Stated task:
Copy every line of the data that contains the string "xlabel".

— start of Dataset records —

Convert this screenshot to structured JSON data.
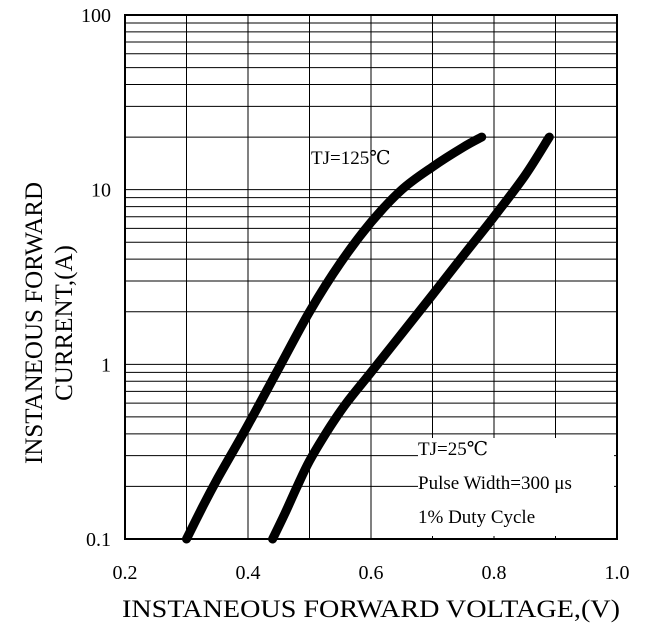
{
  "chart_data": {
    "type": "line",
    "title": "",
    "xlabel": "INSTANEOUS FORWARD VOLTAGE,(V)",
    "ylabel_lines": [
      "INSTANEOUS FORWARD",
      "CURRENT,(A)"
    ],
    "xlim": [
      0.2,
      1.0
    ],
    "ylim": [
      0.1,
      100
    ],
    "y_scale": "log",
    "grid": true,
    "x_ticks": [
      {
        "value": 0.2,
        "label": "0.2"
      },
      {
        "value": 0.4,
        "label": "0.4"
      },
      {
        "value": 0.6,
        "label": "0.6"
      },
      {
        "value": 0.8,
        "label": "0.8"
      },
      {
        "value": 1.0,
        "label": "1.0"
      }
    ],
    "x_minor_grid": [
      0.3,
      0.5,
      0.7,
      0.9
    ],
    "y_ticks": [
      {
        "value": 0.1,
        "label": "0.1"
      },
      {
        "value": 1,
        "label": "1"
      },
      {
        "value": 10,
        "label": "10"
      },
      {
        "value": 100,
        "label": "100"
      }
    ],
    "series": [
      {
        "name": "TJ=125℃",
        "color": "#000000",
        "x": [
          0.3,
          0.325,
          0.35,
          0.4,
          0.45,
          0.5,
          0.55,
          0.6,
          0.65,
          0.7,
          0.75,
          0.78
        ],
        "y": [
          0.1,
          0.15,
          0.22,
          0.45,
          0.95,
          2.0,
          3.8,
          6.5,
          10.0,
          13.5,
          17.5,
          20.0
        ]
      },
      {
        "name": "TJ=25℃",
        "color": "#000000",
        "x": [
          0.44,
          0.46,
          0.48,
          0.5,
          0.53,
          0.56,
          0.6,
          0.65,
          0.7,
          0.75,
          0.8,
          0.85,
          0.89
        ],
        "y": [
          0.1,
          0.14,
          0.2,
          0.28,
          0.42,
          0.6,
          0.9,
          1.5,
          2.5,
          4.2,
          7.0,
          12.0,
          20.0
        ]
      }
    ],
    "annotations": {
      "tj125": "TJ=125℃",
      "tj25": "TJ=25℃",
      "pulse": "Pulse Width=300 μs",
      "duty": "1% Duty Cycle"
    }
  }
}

— end of Dataset records —
— start of Dataset records —

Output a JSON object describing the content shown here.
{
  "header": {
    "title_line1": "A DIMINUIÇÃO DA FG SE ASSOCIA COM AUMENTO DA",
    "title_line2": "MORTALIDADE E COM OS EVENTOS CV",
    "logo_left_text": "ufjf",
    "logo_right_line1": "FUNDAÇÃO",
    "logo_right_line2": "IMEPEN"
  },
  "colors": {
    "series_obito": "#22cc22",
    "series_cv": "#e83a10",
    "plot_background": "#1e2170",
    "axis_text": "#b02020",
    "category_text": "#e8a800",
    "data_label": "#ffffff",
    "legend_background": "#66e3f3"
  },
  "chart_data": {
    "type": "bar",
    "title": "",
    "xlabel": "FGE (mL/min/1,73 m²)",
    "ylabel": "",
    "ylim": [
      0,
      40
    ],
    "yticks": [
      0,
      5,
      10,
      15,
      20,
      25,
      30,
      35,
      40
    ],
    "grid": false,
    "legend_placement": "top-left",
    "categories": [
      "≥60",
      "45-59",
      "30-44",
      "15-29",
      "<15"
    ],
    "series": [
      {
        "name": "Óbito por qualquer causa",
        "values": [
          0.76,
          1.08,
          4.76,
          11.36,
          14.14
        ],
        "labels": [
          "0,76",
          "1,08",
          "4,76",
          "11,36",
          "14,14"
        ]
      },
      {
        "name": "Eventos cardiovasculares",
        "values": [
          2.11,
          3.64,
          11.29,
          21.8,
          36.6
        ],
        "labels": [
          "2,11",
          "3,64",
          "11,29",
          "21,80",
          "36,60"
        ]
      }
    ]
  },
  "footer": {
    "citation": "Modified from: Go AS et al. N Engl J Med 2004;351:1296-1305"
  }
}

— end of Dataset records —

Task result:
    "xlabel": "INSTANEOUS FORWARD VOLTAGE,(V)",
    "xlabel": "FGE (mL/min/1,73 m²)",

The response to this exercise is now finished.